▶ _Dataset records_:

◆ ◆ ◆ ◆

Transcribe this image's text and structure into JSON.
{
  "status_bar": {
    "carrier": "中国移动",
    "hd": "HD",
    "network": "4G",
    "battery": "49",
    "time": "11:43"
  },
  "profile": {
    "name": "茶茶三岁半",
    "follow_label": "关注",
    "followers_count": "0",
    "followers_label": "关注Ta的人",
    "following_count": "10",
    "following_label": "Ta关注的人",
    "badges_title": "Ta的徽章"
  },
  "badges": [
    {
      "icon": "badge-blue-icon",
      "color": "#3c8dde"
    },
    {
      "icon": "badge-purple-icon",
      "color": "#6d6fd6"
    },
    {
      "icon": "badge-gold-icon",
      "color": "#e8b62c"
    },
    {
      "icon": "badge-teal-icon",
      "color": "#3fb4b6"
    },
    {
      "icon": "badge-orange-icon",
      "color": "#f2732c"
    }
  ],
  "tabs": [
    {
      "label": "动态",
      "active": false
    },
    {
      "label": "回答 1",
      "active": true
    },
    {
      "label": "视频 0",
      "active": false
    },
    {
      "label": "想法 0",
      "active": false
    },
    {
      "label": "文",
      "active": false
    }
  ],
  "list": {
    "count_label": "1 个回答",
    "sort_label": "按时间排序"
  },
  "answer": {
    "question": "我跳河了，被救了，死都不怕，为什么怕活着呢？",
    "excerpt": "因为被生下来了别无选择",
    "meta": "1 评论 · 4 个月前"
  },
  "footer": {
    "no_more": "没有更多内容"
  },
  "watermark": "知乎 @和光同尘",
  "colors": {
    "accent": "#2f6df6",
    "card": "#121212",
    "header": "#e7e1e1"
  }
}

◆ ◆ ◆ ◆

▶ _Exercise brief_: Produce an exact copy of the whole listing.

▶ _Solution for this exercise_:
Transcribe this image's text and structure into JSON.
{
  "status_bar": {
    "carrier": "中国移动",
    "hd": "HD",
    "network": "4G",
    "battery": "49",
    "time": "11:43"
  },
  "profile": {
    "name": "茶茶三岁半",
    "follow_label": "关注",
    "followers_count": "0",
    "followers_label": "关注Ta的人",
    "following_count": "10",
    "following_label": "Ta关注的人",
    "badges_title": "Ta的徽章"
  },
  "badges": [
    {
      "icon": "badge-blue-icon",
      "color": "#3c8dde"
    },
    {
      "icon": "badge-purple-icon",
      "color": "#6d6fd6"
    },
    {
      "icon": "badge-gold-icon",
      "color": "#e8b62c"
    },
    {
      "icon": "badge-teal-icon",
      "color": "#3fb4b6"
    },
    {
      "icon": "badge-orange-icon",
      "color": "#f2732c"
    }
  ],
  "tabs": [
    {
      "label": "动态",
      "active": false
    },
    {
      "label": "回答 1",
      "active": true
    },
    {
      "label": "视频 0",
      "active": false
    },
    {
      "label": "想法 0",
      "active": false
    },
    {
      "label": "文",
      "active": false
    }
  ],
  "list": {
    "count_label": "1 个回答",
    "sort_label": "按时间排序"
  },
  "answer": {
    "question": "我跳河了，被救了，死都不怕，为什么怕活着呢？",
    "excerpt": "因为被生下来了别无选择",
    "meta": "1 评论 · 4 个月前"
  },
  "footer": {
    "no_more": "没有更多内容"
  },
  "watermark": "知乎 @和光同尘",
  "colors": {
    "accent": "#2f6df6",
    "card": "#121212",
    "header": "#e7e1e1"
  }
}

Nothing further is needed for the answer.